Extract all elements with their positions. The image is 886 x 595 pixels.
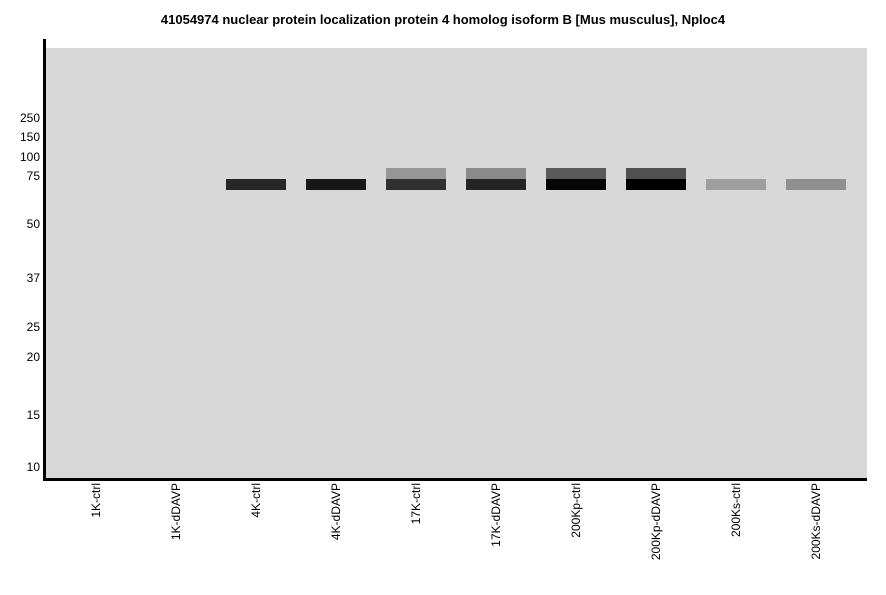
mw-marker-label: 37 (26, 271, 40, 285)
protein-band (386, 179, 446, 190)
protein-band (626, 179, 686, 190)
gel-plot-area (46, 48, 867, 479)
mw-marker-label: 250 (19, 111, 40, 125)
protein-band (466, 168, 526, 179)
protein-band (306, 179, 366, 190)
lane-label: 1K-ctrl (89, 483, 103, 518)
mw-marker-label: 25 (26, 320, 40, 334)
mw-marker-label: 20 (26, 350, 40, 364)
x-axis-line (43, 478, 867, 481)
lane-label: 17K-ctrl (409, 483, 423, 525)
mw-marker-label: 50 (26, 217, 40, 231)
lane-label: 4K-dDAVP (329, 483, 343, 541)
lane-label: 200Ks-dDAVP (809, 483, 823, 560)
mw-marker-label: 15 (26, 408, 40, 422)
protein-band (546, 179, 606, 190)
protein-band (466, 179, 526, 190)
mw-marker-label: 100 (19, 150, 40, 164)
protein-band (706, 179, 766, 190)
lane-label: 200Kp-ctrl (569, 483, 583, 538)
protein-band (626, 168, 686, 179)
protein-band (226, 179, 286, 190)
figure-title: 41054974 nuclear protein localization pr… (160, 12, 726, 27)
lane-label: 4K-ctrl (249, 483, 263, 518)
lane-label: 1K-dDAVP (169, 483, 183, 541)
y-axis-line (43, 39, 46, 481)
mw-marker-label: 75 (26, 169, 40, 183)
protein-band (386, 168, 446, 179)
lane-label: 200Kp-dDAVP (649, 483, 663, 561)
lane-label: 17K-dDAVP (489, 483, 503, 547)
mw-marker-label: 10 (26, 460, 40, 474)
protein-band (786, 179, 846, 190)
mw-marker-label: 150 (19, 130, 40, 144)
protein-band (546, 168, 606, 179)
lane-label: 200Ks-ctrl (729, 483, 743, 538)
----
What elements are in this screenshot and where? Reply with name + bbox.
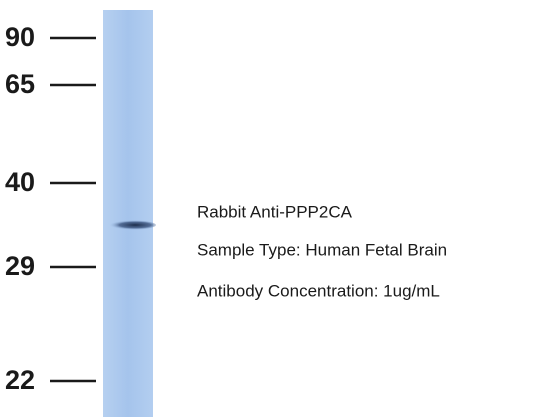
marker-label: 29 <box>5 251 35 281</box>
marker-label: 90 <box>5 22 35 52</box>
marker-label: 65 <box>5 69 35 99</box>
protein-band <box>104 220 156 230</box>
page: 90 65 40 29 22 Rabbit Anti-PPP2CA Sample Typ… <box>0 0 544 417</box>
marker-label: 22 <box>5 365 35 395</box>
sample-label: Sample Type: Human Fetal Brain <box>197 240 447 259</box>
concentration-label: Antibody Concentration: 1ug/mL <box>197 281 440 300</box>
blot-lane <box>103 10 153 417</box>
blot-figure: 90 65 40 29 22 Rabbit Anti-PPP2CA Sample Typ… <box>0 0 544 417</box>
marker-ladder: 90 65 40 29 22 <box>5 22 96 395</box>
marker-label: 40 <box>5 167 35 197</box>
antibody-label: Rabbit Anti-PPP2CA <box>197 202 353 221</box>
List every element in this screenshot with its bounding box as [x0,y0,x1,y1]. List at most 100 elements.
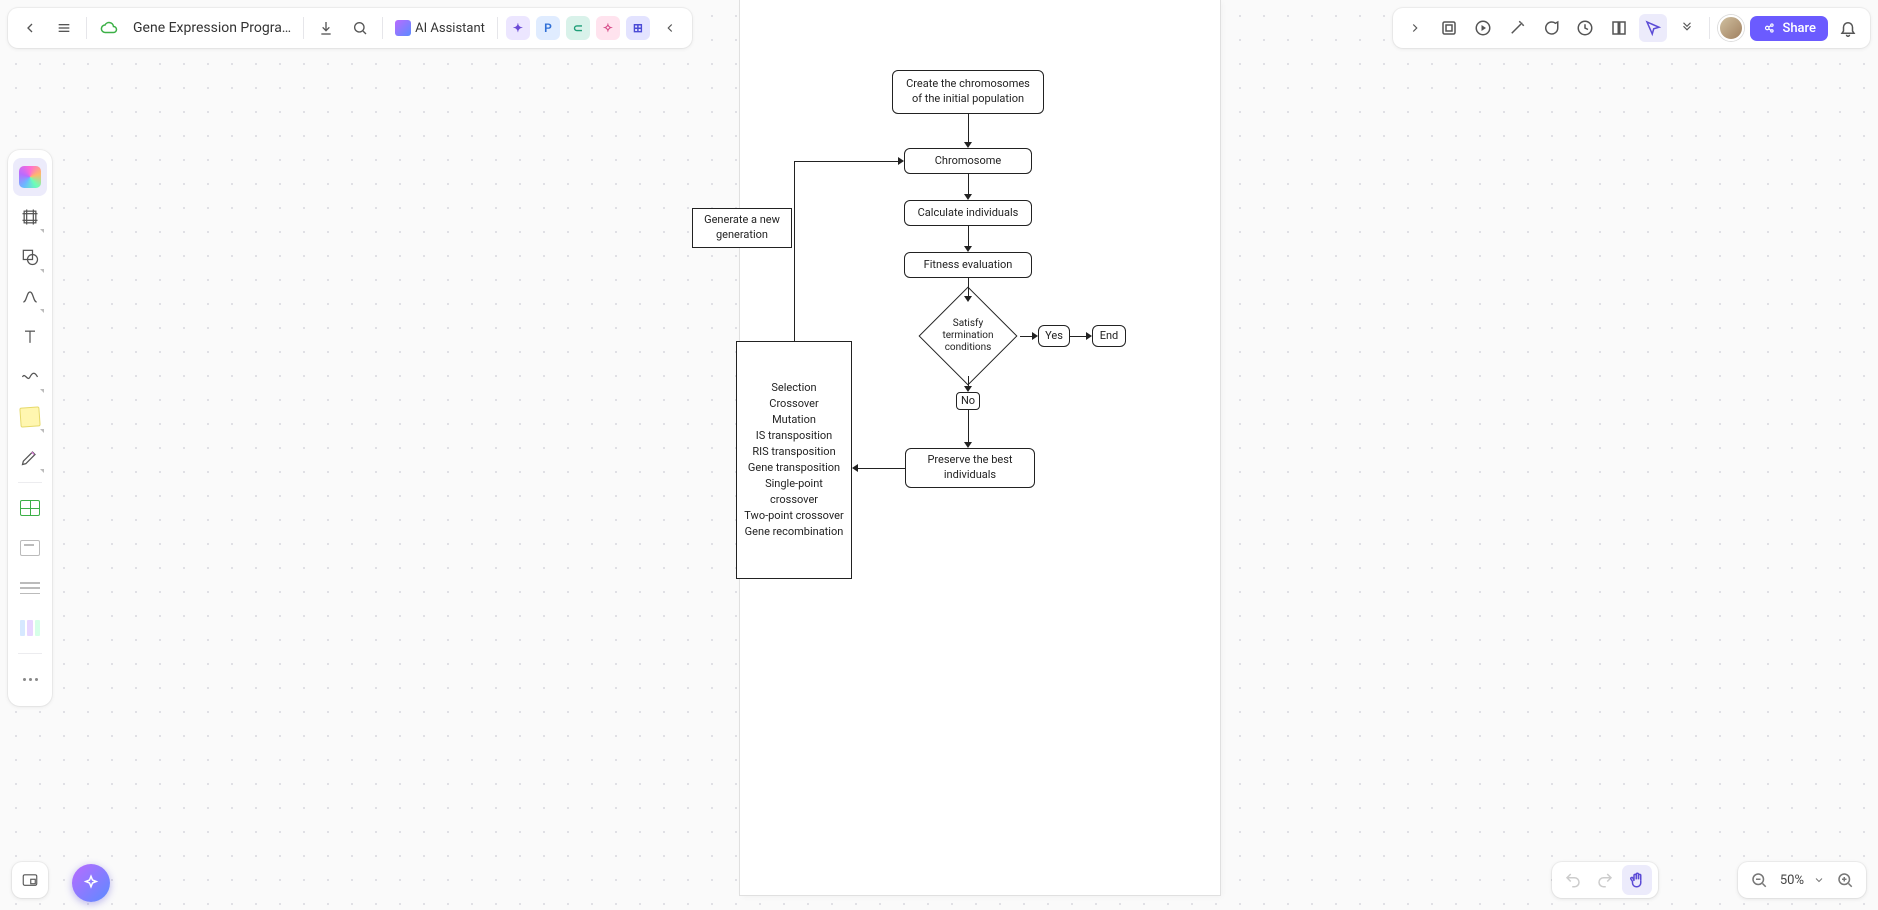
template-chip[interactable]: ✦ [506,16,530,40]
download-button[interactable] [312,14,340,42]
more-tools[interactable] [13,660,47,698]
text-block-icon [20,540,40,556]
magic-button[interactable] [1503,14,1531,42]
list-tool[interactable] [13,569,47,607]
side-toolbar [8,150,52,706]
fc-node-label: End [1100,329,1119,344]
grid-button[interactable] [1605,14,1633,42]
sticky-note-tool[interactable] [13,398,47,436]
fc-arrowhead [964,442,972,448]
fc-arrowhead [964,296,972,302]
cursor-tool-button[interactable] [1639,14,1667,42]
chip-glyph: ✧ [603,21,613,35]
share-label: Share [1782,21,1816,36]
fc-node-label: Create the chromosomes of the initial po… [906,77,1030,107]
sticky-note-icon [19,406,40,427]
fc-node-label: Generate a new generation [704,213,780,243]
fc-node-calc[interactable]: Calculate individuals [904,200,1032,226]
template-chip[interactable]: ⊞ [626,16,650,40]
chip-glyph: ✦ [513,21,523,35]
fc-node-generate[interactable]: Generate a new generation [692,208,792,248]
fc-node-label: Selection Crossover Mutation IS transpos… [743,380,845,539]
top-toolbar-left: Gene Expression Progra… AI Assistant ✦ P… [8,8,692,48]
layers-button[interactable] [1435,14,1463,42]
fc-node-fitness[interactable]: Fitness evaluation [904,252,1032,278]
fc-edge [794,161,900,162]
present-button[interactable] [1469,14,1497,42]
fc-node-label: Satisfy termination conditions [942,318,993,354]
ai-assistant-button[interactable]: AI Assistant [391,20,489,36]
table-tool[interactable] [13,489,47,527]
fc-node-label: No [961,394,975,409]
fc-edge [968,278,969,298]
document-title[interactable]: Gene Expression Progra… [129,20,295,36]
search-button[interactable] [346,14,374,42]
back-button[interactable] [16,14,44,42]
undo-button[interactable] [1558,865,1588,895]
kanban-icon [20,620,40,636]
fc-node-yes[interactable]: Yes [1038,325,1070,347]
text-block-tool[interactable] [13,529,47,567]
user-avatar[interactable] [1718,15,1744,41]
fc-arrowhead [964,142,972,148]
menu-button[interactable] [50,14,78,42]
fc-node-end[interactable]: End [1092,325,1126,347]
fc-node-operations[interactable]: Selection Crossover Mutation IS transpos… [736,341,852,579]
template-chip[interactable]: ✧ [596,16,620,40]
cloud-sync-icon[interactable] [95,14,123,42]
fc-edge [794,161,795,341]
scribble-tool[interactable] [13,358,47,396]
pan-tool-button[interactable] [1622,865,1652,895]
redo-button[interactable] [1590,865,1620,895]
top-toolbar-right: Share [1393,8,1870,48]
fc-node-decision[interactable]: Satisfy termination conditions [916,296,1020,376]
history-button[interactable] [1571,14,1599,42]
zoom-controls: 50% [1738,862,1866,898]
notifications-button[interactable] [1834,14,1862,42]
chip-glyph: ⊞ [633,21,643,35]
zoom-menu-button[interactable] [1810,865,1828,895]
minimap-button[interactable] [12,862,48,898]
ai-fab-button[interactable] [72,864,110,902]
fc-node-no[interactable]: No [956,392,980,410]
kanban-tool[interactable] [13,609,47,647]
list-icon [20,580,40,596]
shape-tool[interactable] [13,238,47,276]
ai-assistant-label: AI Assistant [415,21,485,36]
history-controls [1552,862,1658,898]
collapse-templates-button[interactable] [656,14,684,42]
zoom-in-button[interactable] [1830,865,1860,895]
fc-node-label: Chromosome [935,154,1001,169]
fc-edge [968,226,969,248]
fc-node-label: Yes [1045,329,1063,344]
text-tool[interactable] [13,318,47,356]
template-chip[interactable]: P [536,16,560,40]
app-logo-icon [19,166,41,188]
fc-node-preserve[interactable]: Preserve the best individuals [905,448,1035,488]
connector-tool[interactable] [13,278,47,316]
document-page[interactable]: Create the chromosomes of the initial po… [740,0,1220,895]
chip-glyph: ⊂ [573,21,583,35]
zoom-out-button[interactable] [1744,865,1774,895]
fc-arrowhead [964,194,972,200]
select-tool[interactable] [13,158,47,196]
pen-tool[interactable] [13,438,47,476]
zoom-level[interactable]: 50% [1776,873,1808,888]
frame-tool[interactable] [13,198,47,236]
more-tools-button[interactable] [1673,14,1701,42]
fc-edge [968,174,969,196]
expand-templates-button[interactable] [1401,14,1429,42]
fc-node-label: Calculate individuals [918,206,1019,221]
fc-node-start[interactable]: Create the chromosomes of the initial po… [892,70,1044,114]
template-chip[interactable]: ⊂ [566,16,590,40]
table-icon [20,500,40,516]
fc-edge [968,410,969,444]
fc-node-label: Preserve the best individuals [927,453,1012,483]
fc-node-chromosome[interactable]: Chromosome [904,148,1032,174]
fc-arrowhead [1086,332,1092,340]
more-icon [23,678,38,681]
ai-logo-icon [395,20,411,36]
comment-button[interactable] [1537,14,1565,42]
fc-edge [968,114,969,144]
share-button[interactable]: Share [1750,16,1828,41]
----
The count alone is needed: how many lines of these entries contain the word "templates"?

§ **Solution to this exercise**:
2